What to do:
Can you pull out each line of the data below that includes the word "建设工程监理"?
☆ ☆ ☆ ☆ ☆
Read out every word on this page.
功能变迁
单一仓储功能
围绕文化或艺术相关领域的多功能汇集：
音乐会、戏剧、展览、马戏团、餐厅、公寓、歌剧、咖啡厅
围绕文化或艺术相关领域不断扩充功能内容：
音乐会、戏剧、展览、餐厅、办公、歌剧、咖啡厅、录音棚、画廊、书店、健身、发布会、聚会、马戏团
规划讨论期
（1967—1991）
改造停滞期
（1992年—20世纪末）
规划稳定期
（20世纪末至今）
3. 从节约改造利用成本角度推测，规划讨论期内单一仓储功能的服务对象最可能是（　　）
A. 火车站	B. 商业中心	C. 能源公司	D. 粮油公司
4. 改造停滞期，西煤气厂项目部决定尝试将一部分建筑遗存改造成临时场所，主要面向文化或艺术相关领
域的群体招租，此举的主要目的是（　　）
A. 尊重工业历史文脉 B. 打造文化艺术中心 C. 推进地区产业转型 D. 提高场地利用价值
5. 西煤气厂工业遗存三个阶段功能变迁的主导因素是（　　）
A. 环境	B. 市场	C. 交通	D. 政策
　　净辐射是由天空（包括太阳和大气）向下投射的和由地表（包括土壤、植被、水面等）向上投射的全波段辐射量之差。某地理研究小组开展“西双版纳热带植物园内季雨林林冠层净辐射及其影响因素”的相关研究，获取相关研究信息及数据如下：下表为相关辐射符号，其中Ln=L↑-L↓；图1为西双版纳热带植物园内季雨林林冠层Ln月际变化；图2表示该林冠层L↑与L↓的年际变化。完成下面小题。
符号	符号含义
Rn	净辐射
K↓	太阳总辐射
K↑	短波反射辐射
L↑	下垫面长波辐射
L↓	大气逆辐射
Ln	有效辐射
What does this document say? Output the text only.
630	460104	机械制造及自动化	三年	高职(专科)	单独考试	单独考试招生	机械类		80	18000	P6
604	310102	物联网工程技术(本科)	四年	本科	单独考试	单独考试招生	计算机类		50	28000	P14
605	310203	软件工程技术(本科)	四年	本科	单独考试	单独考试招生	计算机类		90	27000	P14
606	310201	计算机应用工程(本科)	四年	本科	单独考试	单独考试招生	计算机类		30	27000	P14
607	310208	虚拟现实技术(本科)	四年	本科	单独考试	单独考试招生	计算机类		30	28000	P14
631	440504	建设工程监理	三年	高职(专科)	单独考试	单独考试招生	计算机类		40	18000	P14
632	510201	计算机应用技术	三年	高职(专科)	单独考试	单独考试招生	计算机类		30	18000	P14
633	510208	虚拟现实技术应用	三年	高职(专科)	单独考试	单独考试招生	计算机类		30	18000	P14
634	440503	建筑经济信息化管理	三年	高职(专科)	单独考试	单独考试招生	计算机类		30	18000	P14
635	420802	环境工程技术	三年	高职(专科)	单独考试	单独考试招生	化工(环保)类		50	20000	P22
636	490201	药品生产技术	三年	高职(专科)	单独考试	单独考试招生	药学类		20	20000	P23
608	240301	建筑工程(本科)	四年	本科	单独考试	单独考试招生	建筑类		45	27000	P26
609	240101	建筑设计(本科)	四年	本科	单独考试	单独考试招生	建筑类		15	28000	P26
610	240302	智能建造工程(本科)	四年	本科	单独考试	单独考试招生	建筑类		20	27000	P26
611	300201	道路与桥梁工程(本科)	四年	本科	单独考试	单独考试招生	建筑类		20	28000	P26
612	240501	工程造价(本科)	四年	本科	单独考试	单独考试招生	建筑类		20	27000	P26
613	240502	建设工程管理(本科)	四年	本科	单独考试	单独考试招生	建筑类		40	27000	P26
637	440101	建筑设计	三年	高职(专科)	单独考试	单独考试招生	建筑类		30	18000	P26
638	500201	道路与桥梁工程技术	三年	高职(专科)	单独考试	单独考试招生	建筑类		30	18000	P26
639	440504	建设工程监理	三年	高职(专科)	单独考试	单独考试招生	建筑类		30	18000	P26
☆ ☆ ☆ ☆ ☆
The completed task:
631	440504	建设工程监理	三年	高职(专科)	单独考试	单独考试招生	计算机类		40	18000	P14
639	440504	建设工程监理	三年	高职(专科)	单独考试	单独考试招生	建筑类		30	18000	P26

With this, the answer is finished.